■ Task instructions: Copy out each line below that has the word "阅读教材本课时" in it.

==*==

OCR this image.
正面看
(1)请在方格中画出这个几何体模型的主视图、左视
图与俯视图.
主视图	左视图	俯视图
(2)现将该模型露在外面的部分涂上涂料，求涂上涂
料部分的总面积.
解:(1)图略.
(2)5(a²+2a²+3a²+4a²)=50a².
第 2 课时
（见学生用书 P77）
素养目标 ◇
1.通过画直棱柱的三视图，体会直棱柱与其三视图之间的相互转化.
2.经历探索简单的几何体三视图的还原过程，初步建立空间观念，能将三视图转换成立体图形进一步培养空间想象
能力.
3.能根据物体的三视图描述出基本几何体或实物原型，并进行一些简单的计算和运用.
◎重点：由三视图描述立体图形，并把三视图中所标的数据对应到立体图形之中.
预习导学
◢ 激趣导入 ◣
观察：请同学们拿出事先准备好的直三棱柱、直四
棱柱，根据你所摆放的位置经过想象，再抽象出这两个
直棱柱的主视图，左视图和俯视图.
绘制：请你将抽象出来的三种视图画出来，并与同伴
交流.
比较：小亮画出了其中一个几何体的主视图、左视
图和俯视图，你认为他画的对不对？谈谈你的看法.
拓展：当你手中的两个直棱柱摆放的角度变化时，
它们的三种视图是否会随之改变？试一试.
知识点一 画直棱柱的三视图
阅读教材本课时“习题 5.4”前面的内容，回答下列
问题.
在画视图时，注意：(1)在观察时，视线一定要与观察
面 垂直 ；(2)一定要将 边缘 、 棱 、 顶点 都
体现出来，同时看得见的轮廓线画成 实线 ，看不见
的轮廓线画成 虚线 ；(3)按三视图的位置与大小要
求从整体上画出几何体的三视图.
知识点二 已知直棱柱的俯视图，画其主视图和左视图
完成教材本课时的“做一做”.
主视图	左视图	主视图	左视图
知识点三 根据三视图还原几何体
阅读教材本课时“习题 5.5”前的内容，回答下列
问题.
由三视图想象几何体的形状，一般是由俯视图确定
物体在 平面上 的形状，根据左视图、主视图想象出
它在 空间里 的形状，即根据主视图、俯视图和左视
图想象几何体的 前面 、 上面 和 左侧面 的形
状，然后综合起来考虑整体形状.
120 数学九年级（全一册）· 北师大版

==*==

■ Exercise answer:
阅读教材本课时“习题 5.4”前面的内容，回答下列
阅读教材本课时“习题 5.5”前的内容，回答下列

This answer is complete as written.